Excerpt from a dataset
__________________________________________________
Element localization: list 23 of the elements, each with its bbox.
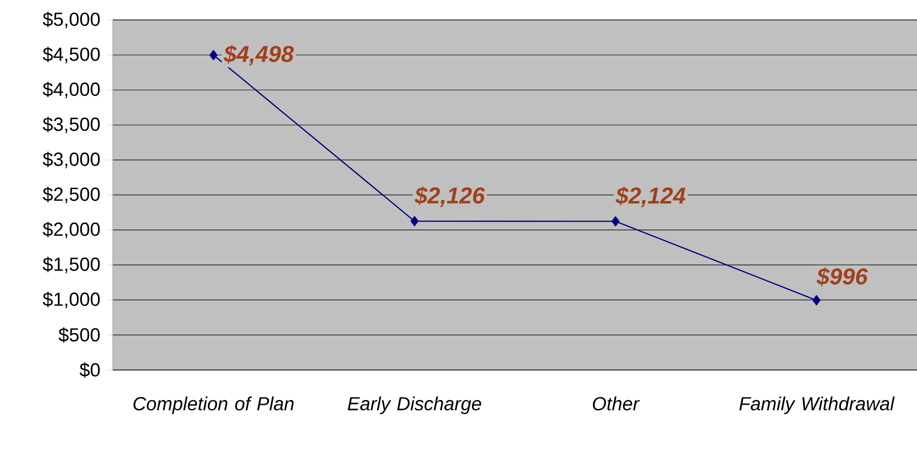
y-tick-label: $3,000 [42,152,100,168]
point [410,216,418,226]
y-tick-label: $1,500 [42,256,100,274]
y-tick-label: $3,500 [42,116,100,134]
y-tick-label: $5,000 [42,12,100,28]
y-tick-label: $0 [80,362,100,378]
y-tick-label: $500 [58,327,100,343]
x-tick-label: Early Discharge [348,396,482,414]
point [812,295,820,306]
y-tick-label: $2,000 [42,222,100,238]
data-label: $996 [816,267,868,286]
data-label: $2,124 [616,186,686,208]
point [612,216,620,226]
x-tick-label: Other [592,396,640,410]
y-tick-label: $1,000 [42,292,100,308]
x-tick-label: Completion of Plan [134,396,294,414]
data-label: $4,498 [224,44,294,66]
point [210,50,218,60]
y-tick-label: $4,000 [42,82,100,98]
x-tick-label: Family Withdrawal [739,396,895,414]
y-tick-label: $2,500 [42,186,100,204]
data-label: $2,126 [414,186,485,207]
y-tick-label: $4,500 [42,46,100,64]
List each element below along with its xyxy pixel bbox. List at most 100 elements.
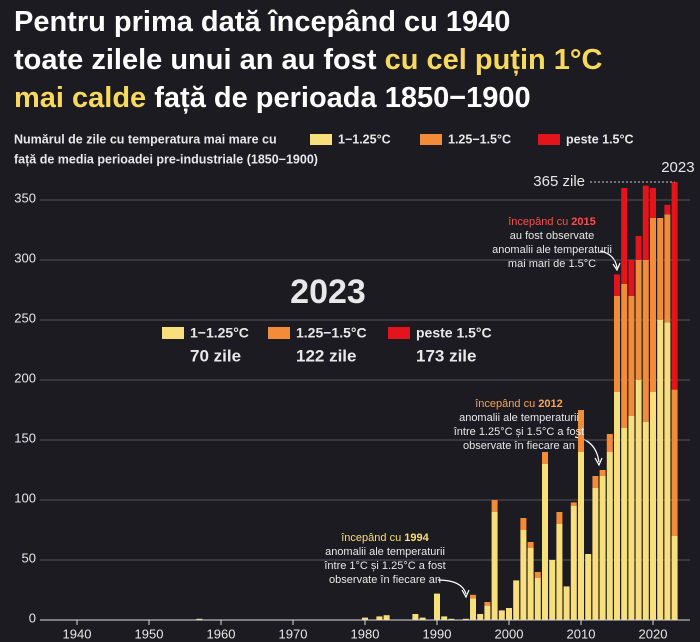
__________________________________________________
## [Task details]
Rewrite the records above with "bbox" changed to "bounding box" everywhere it occurs, keeping everything else the same and omitting the pictures.

## [Written answer]
Element localization: list 23 of the elements, each with its bounding box.
y-tick-label: $3,000 [42,152,100,168]
point [410,216,418,226]
y-tick-label: $1,500 [42,256,100,274]
y-tick-label: $3,500 [42,116,100,134]
y-tick-label: $5,000 [42,12,100,28]
y-tick-label: $0 [80,362,100,378]
y-tick-label: $500 [58,327,100,343]
x-tick-label: Early Discharge [348,396,482,414]
point [812,295,820,306]
y-tick-label: $2,000 [42,222,100,238]
data-label: $996 [816,267,868,286]
data-label: $2,124 [616,186,686,208]
point [612,216,620,226]
x-tick-label: Other [592,396,640,410]
y-tick-label: $1,000 [42,292,100,308]
x-tick-label: Completion of Plan [134,396,294,414]
data-label: $4,498 [224,44,294,66]
point [210,50,218,60]
y-tick-label: $4,000 [42,82,100,98]
x-tick-label: Family Withdrawal [739,396,895,414]
y-tick-label: $2,500 [42,186,100,204]
data-label: $2,126 [414,186,485,207]
y-tick-label: $4,500 [42,46,100,64]
List each element below along with its xyxy pixel bounding box. List at most 100 elements.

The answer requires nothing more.